(Saved entries)
********************

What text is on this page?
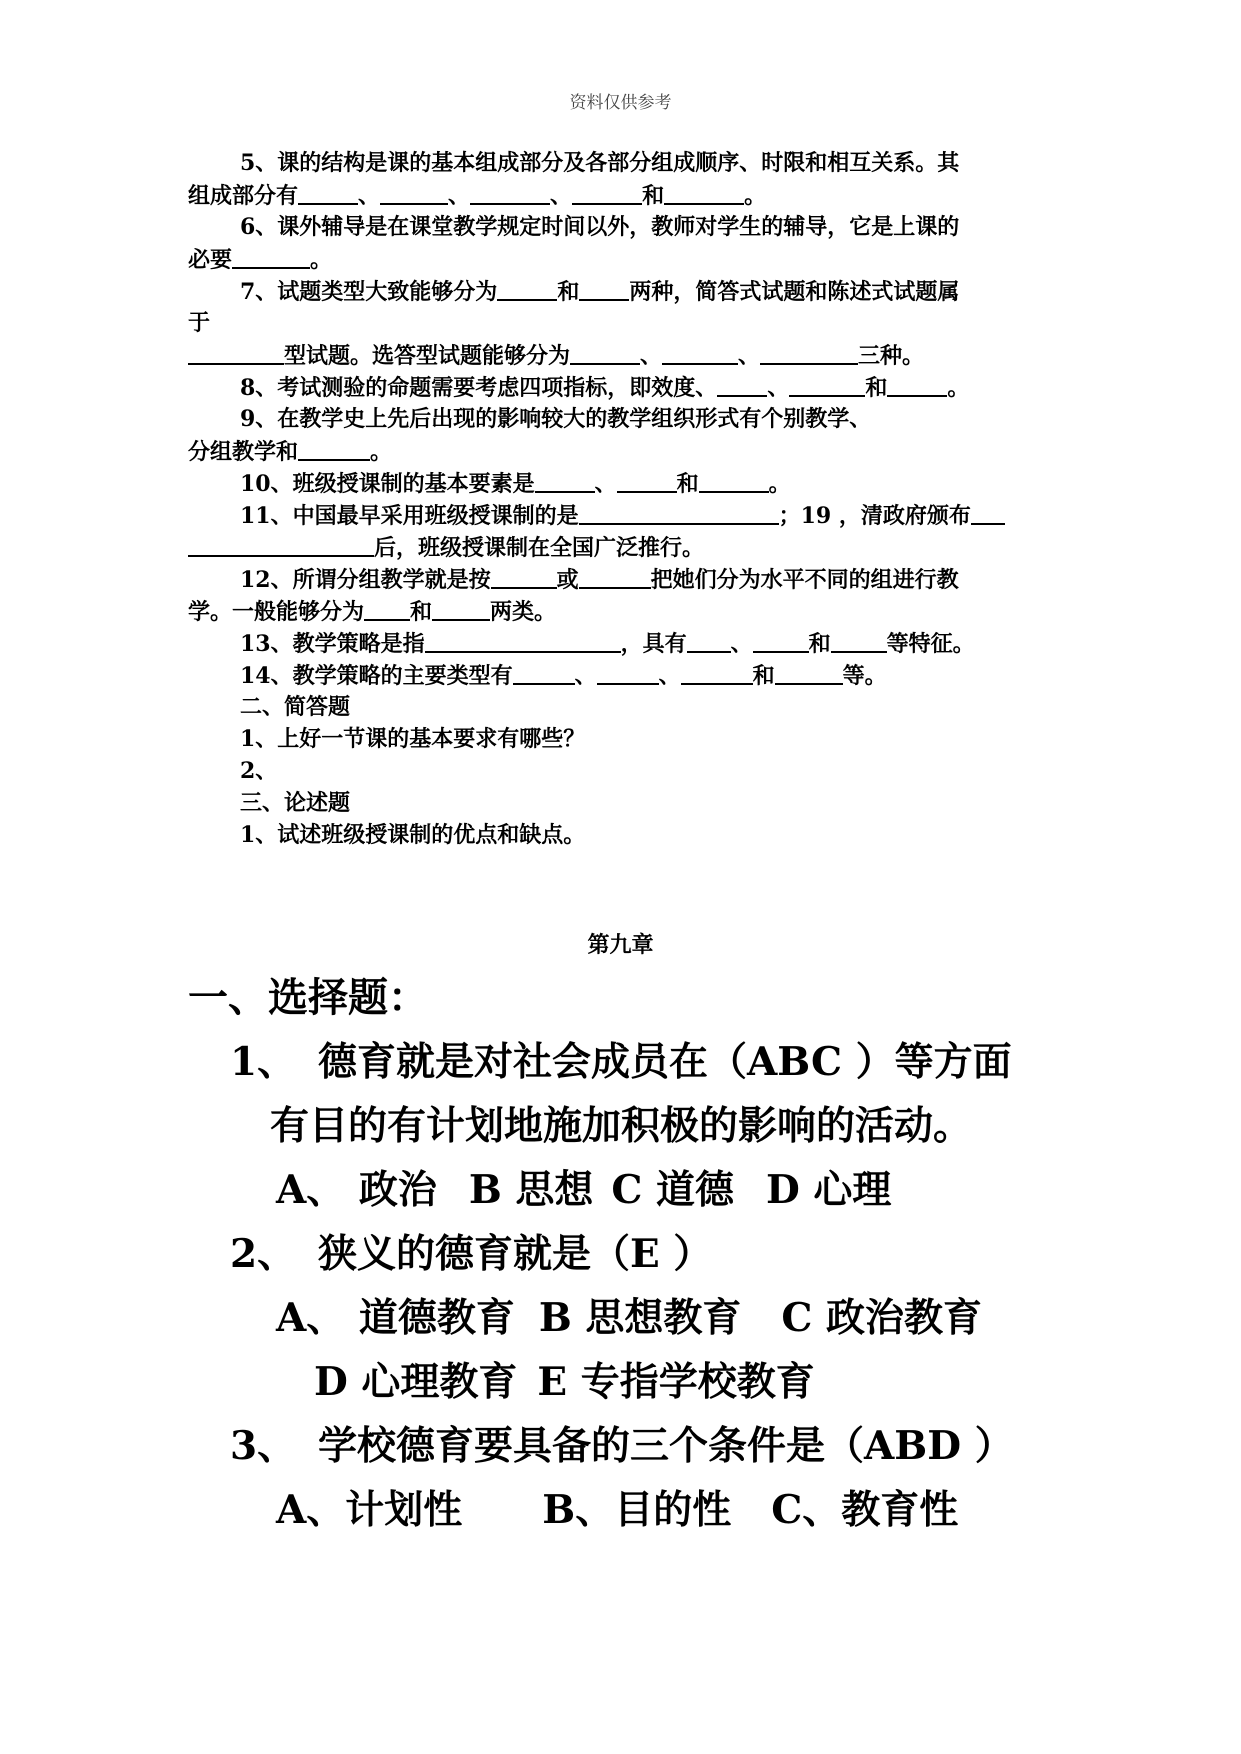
资料仅供参考
5、课的结构是课的基本组成部分及各部分组成顺序、时限和相互关系。其
组成部分有	、	、	、	和	。
6、课外辅导是在课堂教学规定时间以外，教师对学生的辅导，它是上课的
必要	。
7、试题类型大致能够分为	和 两种，简答式试题和陈述式试题属
于
型试题。选答型试题能够分为	、	、	三种。
8、考试测验的命题需要考虑四项指标，即效度、 、	和	。
9、在教学史上先后出现的影响较大的教学组织形式有个别教学、
分组教学和	。
10、班级授课制的基本要素是	、	和	。
11、中国最早采用班级授课制的是	；19 ，清政府颁布
后，班级授课制在全国广泛推行。
12、所谓分组教学就是按	或	把她们分为水平不同的组进行教
学。一般能够分为 和	两类。
13、教学策略是指	，具有 、	和	等特征。
14、教学策略的主要类型有	、	、	和	等。
二、简答题
1、上好一节课的基本要求有哪些？
2、
三、论述题
1、试述班级授课制的优点和缺点。
第九章
一、选择题：
1、 德育就是对社会成员在（ABC ）等方面
有目的有计划地施加积极的影响的活动。
A、 政治 B 思想 C 道德 D 心理
2、 狭义的德育就是（E ）
A、 道德教育 B 思想教育 C 政治教育
D 心理教育 E 专指学校教育
3、 学校德育要具备的三个条件是（ABD ）
A、计划性 B、目的性 C、教育性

********************

* _WHAT TO WORK ON_:
Reproduce the listing above exactly, excluding all pictures.

* _EXERCISE RESPONSE_:
What text is on this page?
资料仅供参考
5、课的结构是课的基本组成部分及各部分组成顺序、时限和相互关系。其
组成部分有	、	、	、	和	。
6、课外辅导是在课堂教学规定时间以外，教师对学生的辅导，它是上课的
必要	。
7、试题类型大致能够分为	和 两种，简答式试题和陈述式试题属
于
型试题。选答型试题能够分为	、	、	三种。
8、考试测验的命题需要考虑四项指标，即效度、 、	和	。
9、在教学史上先后出现的影响较大的教学组织形式有个别教学、
分组教学和	。
10、班级授课制的基本要素是	、	和	。
11、中国最早采用班级授课制的是	；19 ，清政府颁布
后，班级授课制在全国广泛推行。
12、所谓分组教学就是按	或	把她们分为水平不同的组进行教
学。一般能够分为 和	两类。
13、教学策略是指	，具有 、	和	等特征。
14、教学策略的主要类型有	、	、	和	等。
二、简答题
1、上好一节课的基本要求有哪些？
2、
三、论述题
1、试述班级授课制的优点和缺点。
第九章
一、选择题：
1、 德育就是对社会成员在（ABC ）等方面
有目的有计划地施加积极的影响的活动。
A、 政治 B 思想 C 道德 D 心理
2、 狭义的德育就是（E ）
A、 道德教育 B 思想教育 C 政治教育
D 心理教育 E 专指学校教育
3、 学校德育要具备的三个条件是（ABD ）
A、计划性 B、目的性 C、教育性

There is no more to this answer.